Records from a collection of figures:
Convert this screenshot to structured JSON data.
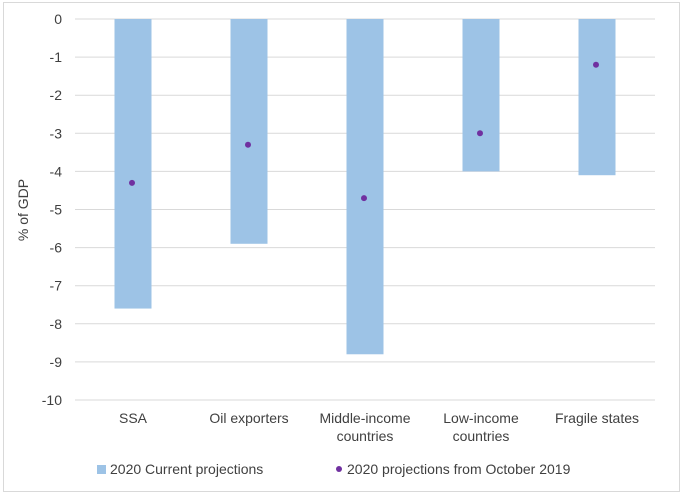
{
  "chart_data": {
    "type": "bar",
    "title": "",
    "xlabel": "",
    "ylabel": "% of GDP",
    "ylim": [
      -10,
      0
    ],
    "yticks": [
      0,
      -1,
      -2,
      -3,
      -4,
      -5,
      -6,
      -7,
      -8,
      -9,
      -10
    ],
    "grid": true,
    "legend_position": "bottom",
    "categories": [
      [
        "SSA"
      ],
      [
        "Oil exporters"
      ],
      [
        "Middle-income",
        "countries"
      ],
      [
        "Low-income",
        "countries"
      ],
      [
        "Fragile states"
      ]
    ],
    "series": [
      {
        "name": "2020 Current projections",
        "type": "bar",
        "color": "#9dc3e6",
        "values": [
          -7.6,
          -5.9,
          -8.8,
          -4.0,
          -4.1
        ]
      },
      {
        "name": "2020 projections from October 2019",
        "type": "scatter",
        "color": "#7030a0",
        "values": [
          -4.3,
          -3.3,
          -4.7,
          -3.0,
          -1.2
        ]
      }
    ]
  }
}
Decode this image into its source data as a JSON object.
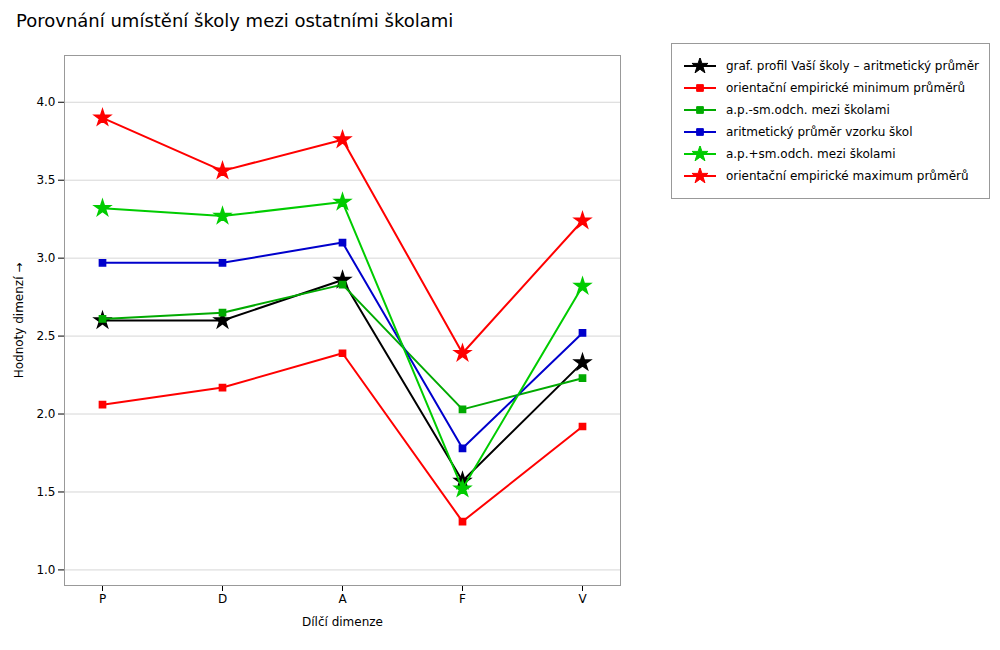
{
  "chart_data": {
    "type": "line",
    "title": "Porovnání umístění školy mezi ostatními školami",
    "xlabel": "Dílčí dimenze",
    "ylabel": "Hodnoty dimenzí",
    "categories": [
      "P",
      "D",
      "A",
      "F",
      "V"
    ],
    "ylim": [
      0.9,
      4.3
    ],
    "yticks": [
      {
        "value": 1,
        "label": "1.0"
      },
      1.5,
      {
        "value": 2,
        "label": "2.0"
      },
      2.5,
      {
        "value": 3,
        "label": "3.0"
      },
      3.5,
      {
        "value": 4,
        "label": "4.0"
      }
    ],
    "grid": true,
    "legend": "upper right",
    "series": [
      {
        "name": "graf. profil Vaší školy – aritmetický průměr",
        "color": "#000000",
        "marker": "star",
        "values": [
          2.6,
          2.6,
          2.86,
          1.57,
          2.33
        ]
      },
      {
        "name": "orientační empirické minimum průměrů",
        "color": "#FF0000",
        "marker": "square",
        "values": [
          2.06,
          2.17,
          2.39,
          1.31,
          1.92
        ]
      },
      {
        "name": "a.p.-sm.odch. mezi školami",
        "color": "#00AA00",
        "marker": "square",
        "values": [
          2.61,
          2.65,
          2.83,
          2.03,
          2.23
        ]
      },
      {
        "name": "aritmetický průměr vzorku škol",
        "color": "#0000CC",
        "marker": "square",
        "values": [
          2.97,
          2.97,
          3.1,
          1.78,
          2.52
        ]
      },
      {
        "name": "a.p.+sm.odch. mezi školami",
        "color": "#00CC00",
        "marker": "star",
        "values": [
          3.32,
          3.27,
          3.36,
          1.52,
          2.82
        ]
      },
      {
        "name": "orientační empirické maximum průměrů",
        "color": "#FF0000",
        "marker": "star",
        "values": [
          3.9,
          3.56,
          3.76,
          2.39,
          3.24
        ]
      }
    ]
  }
}
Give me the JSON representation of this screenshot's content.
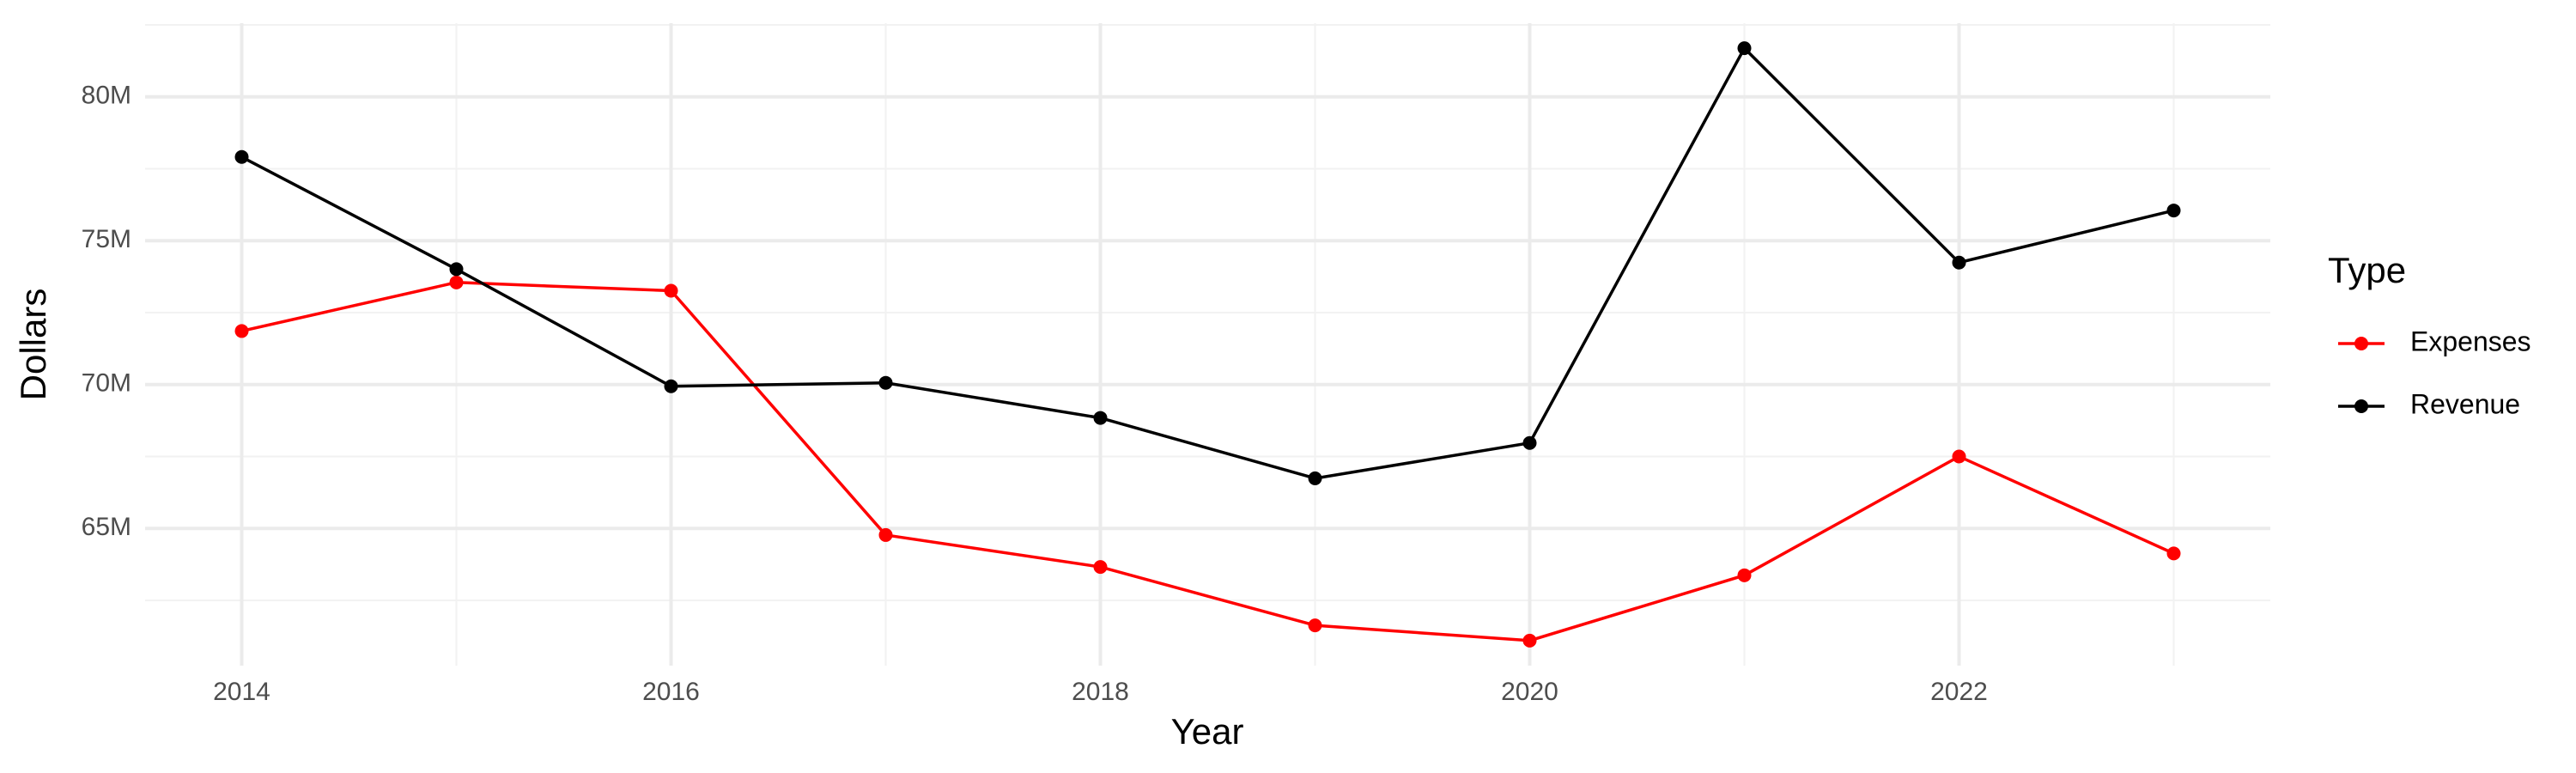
{
  "chart_data": {
    "type": "line",
    "x_label": "Year",
    "y_label": "Dollars",
    "legend_title": "Type",
    "x": [
      2014,
      2015,
      2016,
      2017,
      2018,
      2019,
      2020,
      2021,
      2022,
      2023
    ],
    "series": [
      {
        "name": "Expenses",
        "color": "#ff0000",
        "values": [
          71860000,
          73550000,
          73260000,
          64770000,
          63660000,
          61630000,
          61100000,
          63370000,
          67500000,
          64130000
        ]
      },
      {
        "name": "Revenue",
        "color": "#000000",
        "values": [
          77910000,
          74010000,
          69940000,
          70060000,
          68840000,
          66740000,
          67970000,
          81690000,
          74240000,
          76050000
        ]
      }
    ],
    "xlim": [
      2013.55,
      2023.45
    ],
    "xticks": [
      2014,
      2016,
      2018,
      2020,
      2022
    ],
    "ylim": [
      60230000,
      82560000
    ],
    "yticks": [
      {
        "value": 65000000,
        "label": "65M"
      },
      {
        "value": 70000000,
        "label": "70M"
      },
      {
        "value": 75000000,
        "label": "75M"
      },
      {
        "value": 80000000,
        "label": "80M"
      }
    ],
    "grid": true,
    "legend": "right"
  }
}
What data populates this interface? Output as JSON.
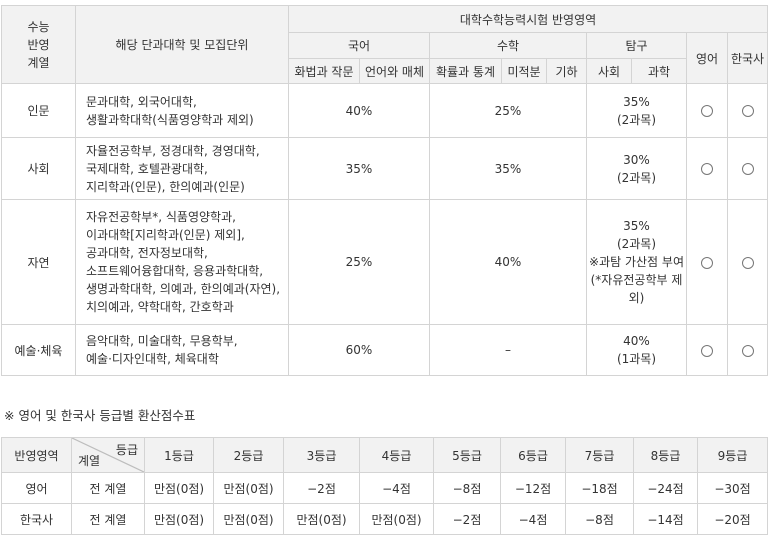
{
  "main_table": {
    "header": {
      "col_track": [
        "수능",
        "반영",
        "계열"
      ],
      "col_dept": "해당 단과대학 및 모집단위",
      "col_csat": "대학수학능력시험 반영영역",
      "korean": "국어",
      "math": "수학",
      "inquiry": "탐구",
      "english": "영어",
      "history": "한국사",
      "sub": [
        "화법과 작문",
        "언어와 매체",
        "확률과 통계",
        "미적분",
        "기하",
        "사회",
        "과학"
      ]
    },
    "rows": [
      {
        "track": "인문",
        "depts": [
          "문과대학, 외국어대학,",
          "생활과학대학(식품영양학과 제외)"
        ],
        "korean": "40%",
        "math": "25%",
        "inquiry": [
          "35%",
          "(2과목)"
        ],
        "english": "○",
        "history": "○"
      },
      {
        "track": "사회",
        "depts": [
          "자율전공학부, 정경대학, 경영대학,",
          "국제대학, 호텔관광대학,",
          "지리학과(인문), 한의예과(인문)"
        ],
        "korean": "35%",
        "math": "35%",
        "inquiry": [
          "30%",
          "(2과목)"
        ],
        "english": "○",
        "history": "○"
      },
      {
        "track": "자연",
        "depts": [
          "자유전공학부*, 식품영양학과,",
          "이과대학[지리학과(인문) 제외],",
          "공과대학, 전자정보대학,",
          "소프트웨어융합대학, 응용과학대학,",
          "생명과학대학, 의예과, 한의예과(자연),",
          "치의예과, 약학대학, 간호학과"
        ],
        "korean": "25%",
        "math": "40%",
        "inquiry": [
          "35%",
          "(2과목)",
          "※과탐 가산점 부여",
          "(*자유전공학부 제외)"
        ],
        "english": "○",
        "history": "○"
      },
      {
        "track": "예술·체육",
        "depts": [
          "음악대학, 미술대학, 무용학부,",
          "예술·디자인대학, 체육대학"
        ],
        "korean": "60%",
        "math": "–",
        "inquiry": [
          "40%",
          "(1과목)"
        ],
        "english": "○",
        "history": "○"
      }
    ]
  },
  "note": "※ 영어 및 한국사 등급별 환산점수표",
  "grade_table": {
    "corner_top": "등급",
    "corner_bottom": "계열",
    "col_area": "반영영역",
    "grades": [
      "1등급",
      "2등급",
      "3등급",
      "4등급",
      "5등급",
      "6등급",
      "7등급",
      "8등급",
      "9등급"
    ],
    "rows": [
      {
        "area": "영어",
        "track": "전 계열",
        "scores": [
          "만점(0점)",
          "만점(0점)",
          "−2점",
          "−4점",
          "−8점",
          "−12점",
          "−18점",
          "−24점",
          "−30점"
        ]
      },
      {
        "area": "한국사",
        "track": "전 계열",
        "scores": [
          "만점(0점)",
          "만점(0점)",
          "만점(0점)",
          "만점(0점)",
          "−2점",
          "−4점",
          "−8점",
          "−14점",
          "−20점"
        ]
      }
    ]
  }
}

- [Instructions to follow] Scan the records above and report how many lines include the word "projections", without any other text.

- [The result] 2